SELECTION

★ ★ ★ ★ ★

2
votes

I am in the process of reorganizing a large weather dataset. I am trying to attach a replicated character string to a list so that the repeated string appears before each element of the list.

For example, imagine a table containing monthly temperature and precipitation (nedbor) data over time, in two separate cities (K and S). It is currently structured such that each row represents a year ranging from 2000 to 2015 and there is a column for each weather variable for each month. This makes for a very wide table (which I want).

The problem is that the dataframe was constructed from 12 .csv files, each named after the month of the data it represents, as well as two separate vectors that describe a different variable across years (NAO). The output table from

> Weather<-data.frame(Jan,Feb,Mar,Apr,May,Jun,Jul,Aug,Sep,Oct,Nov,Dec,NAO,NAOPrevYr)

yields a table with 16 rows (one for each year 2000-2015) and 170 columns structured so that these columns:

(Year, Month, S.HighTemp, S.LowTemp, S.MeanTemp, S.Nedbor, S.Nedbordage, K.Year, K.Month, K.HighTemp, K.LowTemp, K.MeanTemp,K.Nedbor,K.Nedbordage)

are associated with each month (14*12=168) and two additional columns (NAO and NAOLastYear) sit at the end. Entries in the Month column are obviously repeated for the entirety of their respective month. However, because each source file contains the same column names, the column names in the Weather dataframe are followed by ".1" for the February segment of columns, ".2" for March, etc.

★ ★ ★ ★ ★

DATA ENTRIES
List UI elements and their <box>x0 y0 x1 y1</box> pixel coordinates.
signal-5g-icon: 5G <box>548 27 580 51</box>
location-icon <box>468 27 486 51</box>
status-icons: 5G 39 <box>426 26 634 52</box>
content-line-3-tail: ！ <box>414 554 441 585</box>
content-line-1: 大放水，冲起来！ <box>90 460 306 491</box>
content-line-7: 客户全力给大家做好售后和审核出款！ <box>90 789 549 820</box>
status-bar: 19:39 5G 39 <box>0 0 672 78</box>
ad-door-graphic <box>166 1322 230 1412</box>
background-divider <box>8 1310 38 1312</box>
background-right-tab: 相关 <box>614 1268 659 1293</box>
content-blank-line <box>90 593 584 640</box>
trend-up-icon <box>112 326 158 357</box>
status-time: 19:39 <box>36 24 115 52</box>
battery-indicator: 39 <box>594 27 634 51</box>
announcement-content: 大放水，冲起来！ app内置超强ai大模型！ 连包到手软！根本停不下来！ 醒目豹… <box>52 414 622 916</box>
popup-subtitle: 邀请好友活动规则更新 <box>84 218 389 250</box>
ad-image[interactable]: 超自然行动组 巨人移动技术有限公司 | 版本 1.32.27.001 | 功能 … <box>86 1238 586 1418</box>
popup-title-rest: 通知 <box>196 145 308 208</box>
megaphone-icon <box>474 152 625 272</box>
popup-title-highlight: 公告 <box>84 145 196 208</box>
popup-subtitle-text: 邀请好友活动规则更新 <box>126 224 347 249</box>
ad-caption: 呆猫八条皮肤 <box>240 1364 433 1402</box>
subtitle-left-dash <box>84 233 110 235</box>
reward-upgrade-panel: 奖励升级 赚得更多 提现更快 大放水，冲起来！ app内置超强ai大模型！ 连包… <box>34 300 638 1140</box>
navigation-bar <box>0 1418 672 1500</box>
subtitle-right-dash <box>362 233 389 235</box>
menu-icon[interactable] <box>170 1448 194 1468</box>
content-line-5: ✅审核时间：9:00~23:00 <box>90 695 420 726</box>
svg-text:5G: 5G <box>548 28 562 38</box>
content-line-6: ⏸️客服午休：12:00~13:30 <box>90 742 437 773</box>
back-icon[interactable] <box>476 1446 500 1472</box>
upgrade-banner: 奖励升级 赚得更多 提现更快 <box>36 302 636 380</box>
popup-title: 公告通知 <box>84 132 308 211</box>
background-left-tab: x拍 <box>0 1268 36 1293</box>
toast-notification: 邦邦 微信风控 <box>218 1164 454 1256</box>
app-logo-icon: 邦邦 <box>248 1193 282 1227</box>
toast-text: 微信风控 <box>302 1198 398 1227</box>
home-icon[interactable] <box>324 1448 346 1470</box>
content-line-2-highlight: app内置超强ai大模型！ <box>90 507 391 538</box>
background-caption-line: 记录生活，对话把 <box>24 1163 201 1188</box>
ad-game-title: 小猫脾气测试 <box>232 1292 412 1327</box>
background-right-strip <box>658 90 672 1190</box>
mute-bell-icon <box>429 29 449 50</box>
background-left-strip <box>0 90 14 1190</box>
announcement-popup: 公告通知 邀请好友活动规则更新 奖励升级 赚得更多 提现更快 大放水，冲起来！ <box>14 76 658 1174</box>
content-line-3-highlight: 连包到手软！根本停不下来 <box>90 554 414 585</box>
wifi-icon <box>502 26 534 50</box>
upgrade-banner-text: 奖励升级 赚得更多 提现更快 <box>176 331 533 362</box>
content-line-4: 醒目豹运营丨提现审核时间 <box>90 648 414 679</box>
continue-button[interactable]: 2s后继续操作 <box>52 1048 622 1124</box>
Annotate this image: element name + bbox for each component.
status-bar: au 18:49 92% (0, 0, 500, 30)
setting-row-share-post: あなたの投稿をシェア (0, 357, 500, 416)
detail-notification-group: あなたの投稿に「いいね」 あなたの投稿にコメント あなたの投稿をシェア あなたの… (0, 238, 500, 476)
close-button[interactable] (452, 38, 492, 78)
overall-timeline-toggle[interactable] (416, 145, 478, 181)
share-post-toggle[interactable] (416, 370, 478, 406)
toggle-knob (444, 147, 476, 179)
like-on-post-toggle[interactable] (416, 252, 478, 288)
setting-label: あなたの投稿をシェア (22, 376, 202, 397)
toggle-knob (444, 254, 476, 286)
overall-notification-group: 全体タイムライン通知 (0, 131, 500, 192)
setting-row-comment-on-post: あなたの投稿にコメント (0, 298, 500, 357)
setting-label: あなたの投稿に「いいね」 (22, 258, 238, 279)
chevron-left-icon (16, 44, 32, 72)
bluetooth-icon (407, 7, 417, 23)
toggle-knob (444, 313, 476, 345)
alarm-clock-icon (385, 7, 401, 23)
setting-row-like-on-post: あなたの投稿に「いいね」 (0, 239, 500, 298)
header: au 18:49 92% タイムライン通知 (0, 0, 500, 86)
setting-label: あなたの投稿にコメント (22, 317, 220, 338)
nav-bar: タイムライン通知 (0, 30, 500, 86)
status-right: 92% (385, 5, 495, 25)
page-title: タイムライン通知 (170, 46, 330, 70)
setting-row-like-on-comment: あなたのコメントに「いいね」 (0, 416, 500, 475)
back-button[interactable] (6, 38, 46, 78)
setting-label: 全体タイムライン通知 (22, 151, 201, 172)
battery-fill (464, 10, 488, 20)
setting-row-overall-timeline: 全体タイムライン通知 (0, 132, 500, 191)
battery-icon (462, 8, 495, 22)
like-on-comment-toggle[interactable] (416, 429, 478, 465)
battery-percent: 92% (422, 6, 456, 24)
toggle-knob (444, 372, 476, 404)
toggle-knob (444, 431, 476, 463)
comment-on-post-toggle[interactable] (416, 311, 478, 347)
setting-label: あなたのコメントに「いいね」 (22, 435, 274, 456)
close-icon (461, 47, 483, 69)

★ ★ ★ ★ ★

PROBLEM 1
Write out the stretch of the weather dataset post from "are associated with" through "for March, etc.".
PROBLEM 2
Extract, word for word, the stretch of rows from the start of the rows through the line containing "background-divider <box>8 1310 38 1312</box>".
The rows have no connection to the weather dataset post.

TASK RESULT 1
are associated with each month (14*12=168) and two additional columns (NAO and NAOLastYear) sit at the end. Entries in the Month column are obviously repeated for the entirety of their respective month. However, because each source file contains the same column names, the column names in the Weather dataframe are followed by ".1" for the February segment of columns, ".2" for March, etc.

TASK RESULT 2
List UI elements and their <box>x0 y0 x1 y1</box> pixel coordinates.
signal-5g-icon: 5G <box>548 27 580 51</box>
location-icon <box>468 27 486 51</box>
status-icons: 5G 39 <box>426 26 634 52</box>
content-line-3-tail: ！ <box>414 554 441 585</box>
content-line-1: 大放水，冲起来！ <box>90 460 306 491</box>
content-line-7: 客户全力给大家做好售后和审核出款！ <box>90 789 549 820</box>
status-bar: 19:39 5G 39 <box>0 0 672 78</box>
ad-door-graphic <box>166 1322 230 1412</box>
background-divider <box>8 1310 38 1312</box>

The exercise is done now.